# Directive
Set the listing down again exactly, please, apart from its pictures.

# Given data
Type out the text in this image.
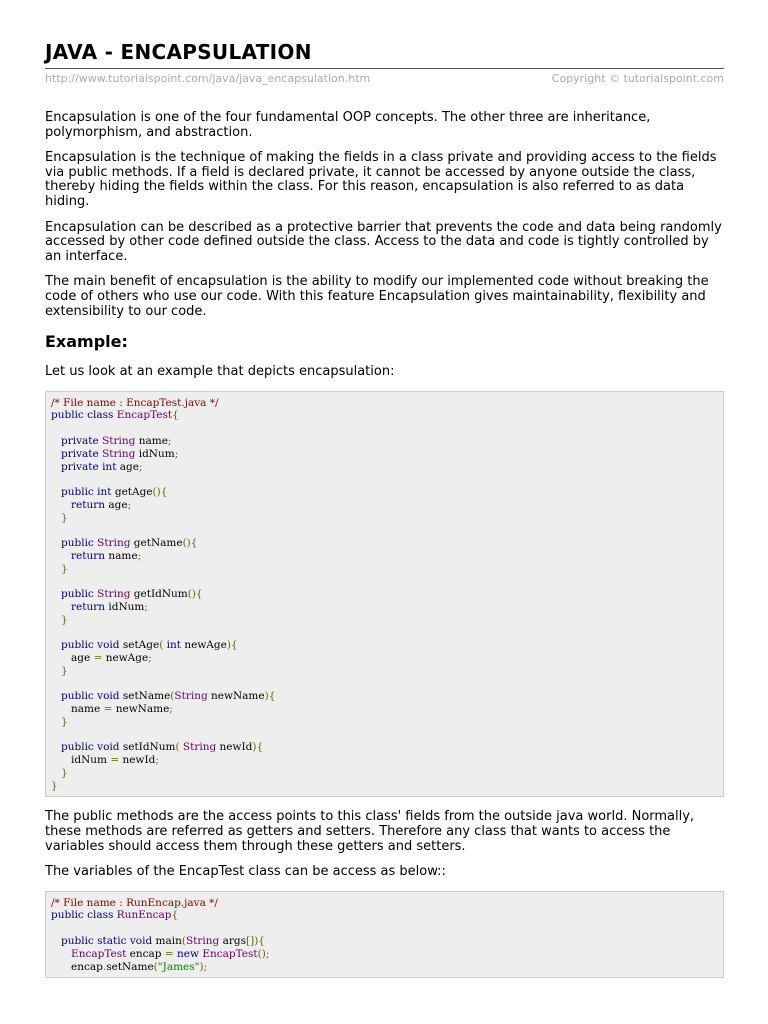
JAVA - ENCAPSULATION
http://www.tutorialspoint.com/java/java_encapsulation.htm	Copyright © tutorialspoint.com

Encapsulation is one of the four fundamental OOP concepts. The other three are inheritance, polymorphism, and abstraction.

Encapsulation is the technique of making the fields in a class private and providing access to the fields via public methods. If a field is declared private, it cannot be accessed by anyone outside the class, thereby hiding the fields within the class. For this reason, encapsulation is also referred to as data hiding.

Encapsulation can be described as a protective barrier that prevents the code and data being randomly accessed by other code defined outside the class. Access to the data and code is tightly controlled by an interface.

The main benefit of encapsulation is the ability to modify our implemented code without breaking the code of others who use our code. With this feature Encapsulation gives maintainability, flexibility and extensibility to our code.

Example:

Let us look at an example that depicts encapsulation:

/* File name : EncapTest.java */
public class EncapTest{
private String name;
private String idNum;
private int age;
public int getAge(){
return age;
}
public String getName(){
return name;
}
public String getIdNum(){
return idNum;
}
public void setAge( int newAge){
age = newAge;
}
public void setName(String newName){
name = newName;
}
public void setIdNum( String newId){
idNum = newId;
}
}

The public methods are the access points to this class' fields from the outside java world. Normally, these methods are referred as getters and setters. Therefore any class that wants to access the variables should access them through these getters and setters.

The variables of the EncapTest class can be access as below::

/* File name : RunEncap.java */
public class RunEncap{
public static void main(String args[]){
EncapTest encap = new EncapTest();
encap.setName("James");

# The solution
Type out the text in this image.
JAVA - ENCAPSULATION
http://www.tutorialspoint.com/java/java_encapsulation.htm	Copyright © tutorialspoint.com

Encapsulation is one of the four fundamental OOP concepts. The other three are inheritance, polymorphism, and abstraction.

Encapsulation is the technique of making the fields in a class private and providing access to the fields via public methods. If a field is declared private, it cannot be accessed by anyone outside the class, thereby hiding the fields within the class. For this reason, encapsulation is also referred to as data hiding.

Encapsulation can be described as a protective barrier that prevents the code and data being randomly accessed by other code defined outside the class. Access to the data and code is tightly controlled by an interface.

The main benefit of encapsulation is the ability to modify our implemented code without breaking the code of others who use our code. With this feature Encapsulation gives maintainability, flexibility and extensibility to our code.

Example:

Let us look at an example that depicts encapsulation:

/* File name : EncapTest.java */
public class EncapTest{
private String name;
private String idNum;
private int age;
public int getAge(){
return age;
}
public String getName(){
return name;
}
public String getIdNum(){
return idNum;
}
public void setAge( int newAge){
age = newAge;
}
public void setName(String newName){
name = newName;
}
public void setIdNum( String newId){
idNum = newId;
}
}

The public methods are the access points to this class' fields from the outside java world. Normally, these methods are referred as getters and setters. Therefore any class that wants to access the variables should access them through these getters and setters.

The variables of the EncapTest class can be access as below::

/* File name : RunEncap.java */
public class RunEncap{
public static void main(String args[]){
EncapTest encap = new EncapTest();
encap.setName("James");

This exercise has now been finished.